-------- PROVIDED ENTRIES --------

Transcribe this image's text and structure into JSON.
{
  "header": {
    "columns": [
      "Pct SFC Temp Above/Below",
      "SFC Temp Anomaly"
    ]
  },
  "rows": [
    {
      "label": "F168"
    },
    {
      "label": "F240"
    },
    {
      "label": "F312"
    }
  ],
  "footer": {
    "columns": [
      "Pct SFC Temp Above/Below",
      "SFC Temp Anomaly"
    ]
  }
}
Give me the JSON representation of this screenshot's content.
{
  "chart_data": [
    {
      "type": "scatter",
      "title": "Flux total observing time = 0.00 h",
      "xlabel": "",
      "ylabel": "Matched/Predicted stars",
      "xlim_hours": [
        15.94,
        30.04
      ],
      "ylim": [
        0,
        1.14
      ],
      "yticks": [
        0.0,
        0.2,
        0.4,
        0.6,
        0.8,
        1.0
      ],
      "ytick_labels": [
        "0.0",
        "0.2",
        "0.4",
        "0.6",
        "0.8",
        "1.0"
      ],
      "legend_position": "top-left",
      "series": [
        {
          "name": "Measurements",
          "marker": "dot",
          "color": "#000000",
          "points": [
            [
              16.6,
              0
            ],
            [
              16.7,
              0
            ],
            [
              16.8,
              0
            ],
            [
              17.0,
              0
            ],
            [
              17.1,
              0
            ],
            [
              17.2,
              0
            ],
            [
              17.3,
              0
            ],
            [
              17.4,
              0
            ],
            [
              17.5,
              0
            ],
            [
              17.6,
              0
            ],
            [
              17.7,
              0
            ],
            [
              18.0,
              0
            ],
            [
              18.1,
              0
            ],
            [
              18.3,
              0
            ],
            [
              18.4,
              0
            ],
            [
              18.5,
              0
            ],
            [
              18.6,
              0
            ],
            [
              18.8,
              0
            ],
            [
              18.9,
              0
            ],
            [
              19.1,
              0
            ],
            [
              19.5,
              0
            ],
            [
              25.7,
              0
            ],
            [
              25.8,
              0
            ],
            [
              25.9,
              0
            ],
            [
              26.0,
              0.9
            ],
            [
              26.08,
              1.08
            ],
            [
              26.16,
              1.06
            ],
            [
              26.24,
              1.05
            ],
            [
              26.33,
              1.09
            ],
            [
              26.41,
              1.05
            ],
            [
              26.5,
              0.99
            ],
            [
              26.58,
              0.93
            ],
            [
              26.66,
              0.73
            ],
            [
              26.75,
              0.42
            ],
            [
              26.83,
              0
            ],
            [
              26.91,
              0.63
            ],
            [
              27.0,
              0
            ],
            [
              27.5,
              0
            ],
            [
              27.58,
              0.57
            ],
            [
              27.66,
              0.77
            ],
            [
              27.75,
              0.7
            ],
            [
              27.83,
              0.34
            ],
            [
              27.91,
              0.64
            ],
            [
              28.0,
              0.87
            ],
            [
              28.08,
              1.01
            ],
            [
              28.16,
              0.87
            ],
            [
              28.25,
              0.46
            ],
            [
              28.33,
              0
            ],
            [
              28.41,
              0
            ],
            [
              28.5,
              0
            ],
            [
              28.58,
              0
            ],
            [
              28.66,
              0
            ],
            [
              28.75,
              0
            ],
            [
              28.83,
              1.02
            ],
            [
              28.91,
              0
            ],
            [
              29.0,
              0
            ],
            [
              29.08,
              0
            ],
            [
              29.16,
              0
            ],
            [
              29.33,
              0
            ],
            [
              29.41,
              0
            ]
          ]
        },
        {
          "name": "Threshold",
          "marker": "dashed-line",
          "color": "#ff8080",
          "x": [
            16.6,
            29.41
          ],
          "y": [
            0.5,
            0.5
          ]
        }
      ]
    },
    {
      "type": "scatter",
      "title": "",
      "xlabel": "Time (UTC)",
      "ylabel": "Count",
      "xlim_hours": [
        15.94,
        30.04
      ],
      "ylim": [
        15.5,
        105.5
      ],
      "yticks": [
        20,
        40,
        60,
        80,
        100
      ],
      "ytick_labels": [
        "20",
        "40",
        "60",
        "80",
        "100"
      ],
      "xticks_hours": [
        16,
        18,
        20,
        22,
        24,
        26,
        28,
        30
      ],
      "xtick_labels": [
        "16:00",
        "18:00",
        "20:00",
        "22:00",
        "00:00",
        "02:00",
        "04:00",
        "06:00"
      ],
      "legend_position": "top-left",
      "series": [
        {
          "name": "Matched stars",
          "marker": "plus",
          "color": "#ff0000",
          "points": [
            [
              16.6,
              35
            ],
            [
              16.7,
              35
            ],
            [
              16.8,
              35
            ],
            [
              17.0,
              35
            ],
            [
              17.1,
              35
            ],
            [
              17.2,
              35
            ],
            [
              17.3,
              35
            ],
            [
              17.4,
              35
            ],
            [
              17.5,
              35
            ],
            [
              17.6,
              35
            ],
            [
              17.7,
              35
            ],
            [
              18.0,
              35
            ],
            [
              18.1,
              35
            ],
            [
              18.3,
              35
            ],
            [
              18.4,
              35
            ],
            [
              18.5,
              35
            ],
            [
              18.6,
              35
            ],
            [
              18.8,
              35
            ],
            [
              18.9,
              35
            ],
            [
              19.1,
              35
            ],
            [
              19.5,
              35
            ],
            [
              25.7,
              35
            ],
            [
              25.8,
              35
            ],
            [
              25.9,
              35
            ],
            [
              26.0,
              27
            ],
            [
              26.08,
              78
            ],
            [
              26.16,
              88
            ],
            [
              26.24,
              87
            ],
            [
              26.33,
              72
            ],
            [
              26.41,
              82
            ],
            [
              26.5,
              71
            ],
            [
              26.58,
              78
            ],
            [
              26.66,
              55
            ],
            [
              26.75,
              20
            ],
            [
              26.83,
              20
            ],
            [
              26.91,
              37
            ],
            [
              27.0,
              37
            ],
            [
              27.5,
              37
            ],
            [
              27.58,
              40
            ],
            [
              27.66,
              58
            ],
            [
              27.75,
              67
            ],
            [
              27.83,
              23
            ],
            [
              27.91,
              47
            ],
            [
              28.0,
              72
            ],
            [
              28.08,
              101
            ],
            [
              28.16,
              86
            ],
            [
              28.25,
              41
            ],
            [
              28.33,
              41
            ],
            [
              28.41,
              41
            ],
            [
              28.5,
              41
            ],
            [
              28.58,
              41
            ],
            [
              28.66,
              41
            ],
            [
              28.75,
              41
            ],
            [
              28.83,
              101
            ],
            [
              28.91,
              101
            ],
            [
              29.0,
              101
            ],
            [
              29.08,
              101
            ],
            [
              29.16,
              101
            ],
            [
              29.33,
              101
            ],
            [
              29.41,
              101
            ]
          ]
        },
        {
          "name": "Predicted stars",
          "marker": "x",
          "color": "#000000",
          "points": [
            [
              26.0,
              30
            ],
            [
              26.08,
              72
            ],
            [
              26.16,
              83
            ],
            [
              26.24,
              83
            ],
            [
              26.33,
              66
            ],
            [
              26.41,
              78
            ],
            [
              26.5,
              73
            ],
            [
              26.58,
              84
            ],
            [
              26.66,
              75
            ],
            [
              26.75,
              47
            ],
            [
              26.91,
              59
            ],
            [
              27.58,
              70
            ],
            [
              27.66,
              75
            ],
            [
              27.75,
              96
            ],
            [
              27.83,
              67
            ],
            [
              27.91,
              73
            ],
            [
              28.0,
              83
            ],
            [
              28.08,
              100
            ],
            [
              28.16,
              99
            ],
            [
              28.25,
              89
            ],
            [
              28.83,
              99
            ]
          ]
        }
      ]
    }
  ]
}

--------

_PROMPT:_ Restate the whole listing exactly.

_FULL RESPONSE:_
Transcribe this image's text and structure into JSON.
{
  "header": {
    "columns": [
      "Pct SFC Temp Above/Below",
      "SFC Temp Anomaly"
    ]
  },
  "rows": [
    {
      "label": "F168"
    },
    {
      "label": "F240"
    },
    {
      "label": "F312"
    }
  ],
  "footer": {
    "columns": [
      "Pct SFC Temp Above/Below",
      "SFC Temp Anomaly"
    ]
  }
}
Give me the JSON representation of this screenshot's content.
{
  "chart_data": [
    {
      "type": "scatter",
      "title": "Flux total observing time = 0.00 h",
      "xlabel": "",
      "ylabel": "Matched/Predicted stars",
      "xlim_hours": [
        15.94,
        30.04
      ],
      "ylim": [
        0,
        1.14
      ],
      "yticks": [
        0.0,
        0.2,
        0.4,
        0.6,
        0.8,
        1.0
      ],
      "ytick_labels": [
        "0.0",
        "0.2",
        "0.4",
        "0.6",
        "0.8",
        "1.0"
      ],
      "legend_position": "top-left",
      "series": [
        {
          "name": "Measurements",
          "marker": "dot",
          "color": "#000000",
          "points": [
            [
              16.6,
              0
            ],
            [
              16.7,
              0
            ],
            [
              16.8,
              0
            ],
            [
              17.0,
              0
            ],
            [
              17.1,
              0
            ],
            [
              17.2,
              0
            ],
            [
              17.3,
              0
            ],
            [
              17.4,
              0
            ],
            [
              17.5,
              0
            ],
            [
              17.6,
              0
            ],
            [
              17.7,
              0
            ],
            [
              18.0,
              0
            ],
            [
              18.1,
              0
            ],
            [
              18.3,
              0
            ],
            [
              18.4,
              0
            ],
            [
              18.5,
              0
            ],
            [
              18.6,
              0
            ],
            [
              18.8,
              0
            ],
            [
              18.9,
              0
            ],
            [
              19.1,
              0
            ],
            [
              19.5,
              0
            ],
            [
              25.7,
              0
            ],
            [
              25.8,
              0
            ],
            [
              25.9,
              0
            ],
            [
              26.0,
              0.9
            ],
            [
              26.08,
              1.08
            ],
            [
              26.16,
              1.06
            ],
            [
              26.24,
              1.05
            ],
            [
              26.33,
              1.09
            ],
            [
              26.41,
              1.05
            ],
            [
              26.5,
              0.99
            ],
            [
              26.58,
              0.93
            ],
            [
              26.66,
              0.73
            ],
            [
              26.75,
              0.42
            ],
            [
              26.83,
              0
            ],
            [
              26.91,
              0.63
            ],
            [
              27.0,
              0
            ],
            [
              27.5,
              0
            ],
            [
              27.58,
              0.57
            ],
            [
              27.66,
              0.77
            ],
            [
              27.75,
              0.7
            ],
            [
              27.83,
              0.34
            ],
            [
              27.91,
              0.64
            ],
            [
              28.0,
              0.87
            ],
            [
              28.08,
              1.01
            ],
            [
              28.16,
              0.87
            ],
            [
              28.25,
              0.46
            ],
            [
              28.33,
              0
            ],
            [
              28.41,
              0
            ],
            [
              28.5,
              0
            ],
            [
              28.58,
              0
            ],
            [
              28.66,
              0
            ],
            [
              28.75,
              0
            ],
            [
              28.83,
              1.02
            ],
            [
              28.91,
              0
            ],
            [
              29.0,
              0
            ],
            [
              29.08,
              0
            ],
            [
              29.16,
              0
            ],
            [
              29.33,
              0
            ],
            [
              29.41,
              0
            ]
          ]
        },
        {
          "name": "Threshold",
          "marker": "dashed-line",
          "color": "#ff8080",
          "x": [
            16.6,
            29.41
          ],
          "y": [
            0.5,
            0.5
          ]
        }
      ]
    },
    {
      "type": "scatter",
      "title": "",
      "xlabel": "Time (UTC)",
      "ylabel": "Count",
      "xlim_hours": [
        15.94,
        30.04
      ],
      "ylim": [
        15.5,
        105.5
      ],
      "yticks": [
        20,
        40,
        60,
        80,
        100
      ],
      "ytick_labels": [
        "20",
        "40",
        "60",
        "80",
        "100"
      ],
      "xticks_hours": [
        16,
        18,
        20,
        22,
        24,
        26,
        28,
        30
      ],
      "xtick_labels": [
        "16:00",
        "18:00",
        "20:00",
        "22:00",
        "00:00",
        "02:00",
        "04:00",
        "06:00"
      ],
      "legend_position": "top-left",
      "series": [
        {
          "name": "Matched stars",
          "marker": "plus",
          "color": "#ff0000",
          "points": [
            [
              16.6,
              35
            ],
            [
              16.7,
              35
            ],
            [
              16.8,
              35
            ],
            [
              17.0,
              35
            ],
            [
              17.1,
              35
            ],
            [
              17.2,
              35
            ],
            [
              17.3,
              35
            ],
            [
              17.4,
              35
            ],
            [
              17.5,
              35
            ],
            [
              17.6,
              35
            ],
            [
              17.7,
              35
            ],
            [
              18.0,
              35
            ],
            [
              18.1,
              35
            ],
            [
              18.3,
              35
            ],
            [
              18.4,
              35
            ],
            [
              18.5,
              35
            ],
            [
              18.6,
              35
            ],
            [
              18.8,
              35
            ],
            [
              18.9,
              35
            ],
            [
              19.1,
              35
            ],
            [
              19.5,
              35
            ],
            [
              25.7,
              35
            ],
            [
              25.8,
              35
            ],
            [
              25.9,
              35
            ],
            [
              26.0,
              27
            ],
            [
              26.08,
              78
            ],
            [
              26.16,
              88
            ],
            [
              26.24,
              87
            ],
            [
              26.33,
              72
            ],
            [
              26.41,
              82
            ],
            [
              26.5,
              71
            ],
            [
              26.58,
              78
            ],
            [
              26.66,
              55
            ],
            [
              26.75,
              20
            ],
            [
              26.83,
              20
            ],
            [
              26.91,
              37
            ],
            [
              27.0,
              37
            ],
            [
              27.5,
              37
            ],
            [
              27.58,
              40
            ],
            [
              27.66,
              58
            ],
            [
              27.75,
              67
            ],
            [
              27.83,
              23
            ],
            [
              27.91,
              47
            ],
            [
              28.0,
              72
            ],
            [
              28.08,
              101
            ],
            [
              28.16,
              86
            ],
            [
              28.25,
              41
            ],
            [
              28.33,
              41
            ],
            [
              28.41,
              41
            ],
            [
              28.5,
              41
            ],
            [
              28.58,
              41
            ],
            [
              28.66,
              41
            ],
            [
              28.75,
              41
            ],
            [
              28.83,
              101
            ],
            [
              28.91,
              101
            ],
            [
              29.0,
              101
            ],
            [
              29.08,
              101
            ],
            [
              29.16,
              101
            ],
            [
              29.33,
              101
            ],
            [
              29.41,
              101
            ]
          ]
        },
        {
          "name": "Predicted stars",
          "marker": "x",
          "color": "#000000",
          "points": [
            [
              26.0,
              30
            ],
            [
              26.08,
              72
            ],
            [
              26.16,
              83
            ],
            [
              26.24,
              83
            ],
            [
              26.33,
              66
            ],
            [
              26.41,
              78
            ],
            [
              26.5,
              73
            ],
            [
              26.58,
              84
            ],
            [
              26.66,
              75
            ],
            [
              26.75,
              47
            ],
            [
              26.91,
              59
            ],
            [
              27.58,
              70
            ],
            [
              27.66,
              75
            ],
            [
              27.75,
              96
            ],
            [
              27.83,
              67
            ],
            [
              27.91,
              73
            ],
            [
              28.0,
              83
            ],
            [
              28.08,
              100
            ],
            [
              28.16,
              99
            ],
            [
              28.25,
              89
            ],
            [
              28.83,
              99
            ]
          ]
        }
      ]
    }
  ]
}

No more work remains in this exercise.